━━ Supplied records

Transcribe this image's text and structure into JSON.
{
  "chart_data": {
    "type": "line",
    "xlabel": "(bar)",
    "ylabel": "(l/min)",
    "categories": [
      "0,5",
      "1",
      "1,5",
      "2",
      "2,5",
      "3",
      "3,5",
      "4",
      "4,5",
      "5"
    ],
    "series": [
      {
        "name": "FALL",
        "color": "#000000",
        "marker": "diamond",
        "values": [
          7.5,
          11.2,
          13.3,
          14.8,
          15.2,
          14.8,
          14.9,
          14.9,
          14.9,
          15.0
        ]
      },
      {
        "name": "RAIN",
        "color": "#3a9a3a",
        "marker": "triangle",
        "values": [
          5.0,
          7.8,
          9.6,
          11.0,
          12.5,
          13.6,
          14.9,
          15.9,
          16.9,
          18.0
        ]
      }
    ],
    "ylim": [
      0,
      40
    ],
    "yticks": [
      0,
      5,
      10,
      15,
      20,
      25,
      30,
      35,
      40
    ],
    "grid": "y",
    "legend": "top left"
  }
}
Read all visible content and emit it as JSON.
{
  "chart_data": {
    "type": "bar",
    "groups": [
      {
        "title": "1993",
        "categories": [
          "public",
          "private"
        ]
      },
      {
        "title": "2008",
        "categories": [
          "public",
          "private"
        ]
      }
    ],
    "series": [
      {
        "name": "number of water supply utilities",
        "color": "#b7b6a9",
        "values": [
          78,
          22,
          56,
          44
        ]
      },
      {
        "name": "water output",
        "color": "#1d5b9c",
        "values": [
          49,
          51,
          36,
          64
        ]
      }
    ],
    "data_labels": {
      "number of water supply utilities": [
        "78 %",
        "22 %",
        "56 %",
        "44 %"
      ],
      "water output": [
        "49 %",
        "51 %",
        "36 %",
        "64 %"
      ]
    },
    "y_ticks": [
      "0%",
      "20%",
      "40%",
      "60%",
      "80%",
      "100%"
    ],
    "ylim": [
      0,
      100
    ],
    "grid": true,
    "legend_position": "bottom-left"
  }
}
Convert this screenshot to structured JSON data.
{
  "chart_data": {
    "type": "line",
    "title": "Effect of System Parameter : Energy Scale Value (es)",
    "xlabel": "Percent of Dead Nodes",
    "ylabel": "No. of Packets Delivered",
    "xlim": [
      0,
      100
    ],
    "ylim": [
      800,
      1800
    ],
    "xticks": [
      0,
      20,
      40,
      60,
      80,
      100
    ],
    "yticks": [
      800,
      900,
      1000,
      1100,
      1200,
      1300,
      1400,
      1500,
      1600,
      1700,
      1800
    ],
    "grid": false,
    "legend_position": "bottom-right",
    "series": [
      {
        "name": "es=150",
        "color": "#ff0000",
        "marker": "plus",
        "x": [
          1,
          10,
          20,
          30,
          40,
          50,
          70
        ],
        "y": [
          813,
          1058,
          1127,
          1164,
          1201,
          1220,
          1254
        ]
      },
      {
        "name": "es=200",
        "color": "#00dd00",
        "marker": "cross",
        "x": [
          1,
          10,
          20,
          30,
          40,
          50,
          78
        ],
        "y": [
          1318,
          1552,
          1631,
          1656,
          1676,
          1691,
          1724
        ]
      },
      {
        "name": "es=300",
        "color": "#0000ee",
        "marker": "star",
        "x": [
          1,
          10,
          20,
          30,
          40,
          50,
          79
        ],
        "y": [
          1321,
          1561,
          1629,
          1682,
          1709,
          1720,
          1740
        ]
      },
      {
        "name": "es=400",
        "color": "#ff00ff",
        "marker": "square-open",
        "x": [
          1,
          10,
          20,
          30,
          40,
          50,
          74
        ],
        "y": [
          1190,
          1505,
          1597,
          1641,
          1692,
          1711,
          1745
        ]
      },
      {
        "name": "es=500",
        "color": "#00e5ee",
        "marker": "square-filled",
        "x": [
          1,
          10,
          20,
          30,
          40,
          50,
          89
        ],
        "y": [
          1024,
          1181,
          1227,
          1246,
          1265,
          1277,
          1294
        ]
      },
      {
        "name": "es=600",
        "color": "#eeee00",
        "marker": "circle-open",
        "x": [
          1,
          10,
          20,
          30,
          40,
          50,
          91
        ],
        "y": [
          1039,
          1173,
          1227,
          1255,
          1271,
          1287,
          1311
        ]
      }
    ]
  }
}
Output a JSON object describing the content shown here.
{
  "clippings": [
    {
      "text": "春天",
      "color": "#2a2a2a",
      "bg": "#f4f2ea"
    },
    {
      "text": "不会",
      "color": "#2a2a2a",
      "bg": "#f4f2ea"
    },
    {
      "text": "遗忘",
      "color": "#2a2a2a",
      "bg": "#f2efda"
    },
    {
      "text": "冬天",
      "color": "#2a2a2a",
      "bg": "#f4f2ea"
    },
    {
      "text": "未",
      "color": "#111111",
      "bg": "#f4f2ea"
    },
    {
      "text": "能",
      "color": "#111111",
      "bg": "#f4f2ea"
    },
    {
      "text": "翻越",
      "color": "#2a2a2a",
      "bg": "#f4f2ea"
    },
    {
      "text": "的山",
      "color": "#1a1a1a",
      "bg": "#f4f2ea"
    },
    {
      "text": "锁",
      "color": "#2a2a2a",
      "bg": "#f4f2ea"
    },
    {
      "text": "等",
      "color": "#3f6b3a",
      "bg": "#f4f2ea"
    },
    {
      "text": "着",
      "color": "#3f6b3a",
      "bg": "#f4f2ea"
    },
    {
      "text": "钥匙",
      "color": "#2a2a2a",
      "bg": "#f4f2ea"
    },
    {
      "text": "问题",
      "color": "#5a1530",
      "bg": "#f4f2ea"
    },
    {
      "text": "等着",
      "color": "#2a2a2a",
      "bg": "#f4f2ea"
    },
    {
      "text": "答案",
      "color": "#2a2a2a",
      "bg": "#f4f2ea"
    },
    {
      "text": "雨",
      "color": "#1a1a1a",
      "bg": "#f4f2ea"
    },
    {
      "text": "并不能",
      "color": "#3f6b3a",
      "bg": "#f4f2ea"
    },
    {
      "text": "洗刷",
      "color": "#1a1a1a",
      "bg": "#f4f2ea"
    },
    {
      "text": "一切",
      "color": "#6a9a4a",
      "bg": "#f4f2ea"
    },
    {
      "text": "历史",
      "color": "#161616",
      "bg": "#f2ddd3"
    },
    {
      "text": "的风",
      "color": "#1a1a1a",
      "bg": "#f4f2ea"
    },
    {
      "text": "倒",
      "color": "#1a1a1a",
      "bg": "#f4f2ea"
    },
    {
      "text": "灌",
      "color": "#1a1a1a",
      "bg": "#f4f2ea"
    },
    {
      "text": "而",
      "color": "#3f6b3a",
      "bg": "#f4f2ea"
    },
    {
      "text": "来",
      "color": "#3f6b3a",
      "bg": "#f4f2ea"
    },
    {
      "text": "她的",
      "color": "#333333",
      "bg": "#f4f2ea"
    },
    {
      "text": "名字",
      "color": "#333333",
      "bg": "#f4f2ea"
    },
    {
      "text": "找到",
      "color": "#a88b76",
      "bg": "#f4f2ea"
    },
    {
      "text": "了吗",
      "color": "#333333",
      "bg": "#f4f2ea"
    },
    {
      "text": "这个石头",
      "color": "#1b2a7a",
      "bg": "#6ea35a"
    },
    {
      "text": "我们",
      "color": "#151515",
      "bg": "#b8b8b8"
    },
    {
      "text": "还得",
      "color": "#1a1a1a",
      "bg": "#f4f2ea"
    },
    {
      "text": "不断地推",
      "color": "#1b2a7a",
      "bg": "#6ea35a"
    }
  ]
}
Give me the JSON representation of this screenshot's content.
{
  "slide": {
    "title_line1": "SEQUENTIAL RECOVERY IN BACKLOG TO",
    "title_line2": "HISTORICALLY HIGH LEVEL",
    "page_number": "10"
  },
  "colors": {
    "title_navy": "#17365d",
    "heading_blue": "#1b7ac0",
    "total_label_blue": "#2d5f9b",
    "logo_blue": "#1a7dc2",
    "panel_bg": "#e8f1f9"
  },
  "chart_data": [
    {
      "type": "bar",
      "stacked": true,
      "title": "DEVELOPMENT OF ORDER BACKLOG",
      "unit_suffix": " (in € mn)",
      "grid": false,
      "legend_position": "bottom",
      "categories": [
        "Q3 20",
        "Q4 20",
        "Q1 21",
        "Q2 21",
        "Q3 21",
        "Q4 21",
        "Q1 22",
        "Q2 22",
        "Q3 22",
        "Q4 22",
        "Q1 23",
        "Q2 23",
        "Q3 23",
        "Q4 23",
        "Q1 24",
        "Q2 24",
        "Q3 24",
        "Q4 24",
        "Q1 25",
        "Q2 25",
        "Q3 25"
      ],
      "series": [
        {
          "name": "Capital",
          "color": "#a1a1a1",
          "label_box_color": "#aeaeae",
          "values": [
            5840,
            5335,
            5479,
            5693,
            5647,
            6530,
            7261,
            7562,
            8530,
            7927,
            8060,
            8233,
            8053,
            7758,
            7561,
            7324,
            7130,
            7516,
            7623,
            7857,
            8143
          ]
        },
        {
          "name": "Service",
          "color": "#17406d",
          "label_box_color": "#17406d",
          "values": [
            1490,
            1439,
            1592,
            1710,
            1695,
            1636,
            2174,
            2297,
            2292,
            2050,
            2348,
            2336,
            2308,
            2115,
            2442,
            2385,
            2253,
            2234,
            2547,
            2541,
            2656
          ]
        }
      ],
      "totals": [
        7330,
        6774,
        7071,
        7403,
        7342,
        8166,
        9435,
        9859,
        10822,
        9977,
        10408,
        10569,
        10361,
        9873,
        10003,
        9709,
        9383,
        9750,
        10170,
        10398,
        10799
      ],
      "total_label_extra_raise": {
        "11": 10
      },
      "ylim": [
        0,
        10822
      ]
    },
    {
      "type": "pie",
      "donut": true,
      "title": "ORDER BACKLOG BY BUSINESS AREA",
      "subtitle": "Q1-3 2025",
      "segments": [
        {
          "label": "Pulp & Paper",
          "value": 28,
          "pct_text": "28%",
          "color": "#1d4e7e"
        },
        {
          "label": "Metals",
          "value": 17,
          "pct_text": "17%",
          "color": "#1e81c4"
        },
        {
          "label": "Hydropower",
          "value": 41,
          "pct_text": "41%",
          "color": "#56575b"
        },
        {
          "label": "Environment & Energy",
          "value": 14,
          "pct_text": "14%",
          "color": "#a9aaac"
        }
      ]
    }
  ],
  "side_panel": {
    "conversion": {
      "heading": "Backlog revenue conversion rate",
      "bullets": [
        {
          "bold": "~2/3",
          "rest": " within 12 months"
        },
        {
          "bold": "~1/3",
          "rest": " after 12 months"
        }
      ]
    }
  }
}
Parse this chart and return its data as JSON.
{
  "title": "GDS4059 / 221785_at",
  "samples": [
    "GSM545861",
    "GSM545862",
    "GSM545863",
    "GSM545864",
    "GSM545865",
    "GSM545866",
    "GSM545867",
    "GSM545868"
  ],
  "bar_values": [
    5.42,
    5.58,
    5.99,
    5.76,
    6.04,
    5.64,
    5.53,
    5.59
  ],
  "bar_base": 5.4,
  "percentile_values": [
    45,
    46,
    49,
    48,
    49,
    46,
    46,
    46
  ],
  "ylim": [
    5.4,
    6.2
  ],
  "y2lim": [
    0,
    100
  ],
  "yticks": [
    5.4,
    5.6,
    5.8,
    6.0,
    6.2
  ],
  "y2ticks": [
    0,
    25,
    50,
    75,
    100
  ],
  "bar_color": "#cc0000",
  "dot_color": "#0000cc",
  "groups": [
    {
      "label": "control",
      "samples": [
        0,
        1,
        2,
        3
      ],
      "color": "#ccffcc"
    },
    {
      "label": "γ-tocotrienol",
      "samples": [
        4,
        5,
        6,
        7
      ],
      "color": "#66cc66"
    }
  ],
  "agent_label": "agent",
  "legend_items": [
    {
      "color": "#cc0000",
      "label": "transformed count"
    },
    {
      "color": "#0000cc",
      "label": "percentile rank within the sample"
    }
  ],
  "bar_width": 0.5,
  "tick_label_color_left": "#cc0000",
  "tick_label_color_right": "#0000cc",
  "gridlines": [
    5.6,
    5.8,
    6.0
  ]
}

━━━━

**Description of the task:** Track down the lines that include the word "Energy" and copy them.

**Complete output:**
    "title": "Effect of System Parameter : Energy Scale Value (es)",
          "label": "Environment & Energy",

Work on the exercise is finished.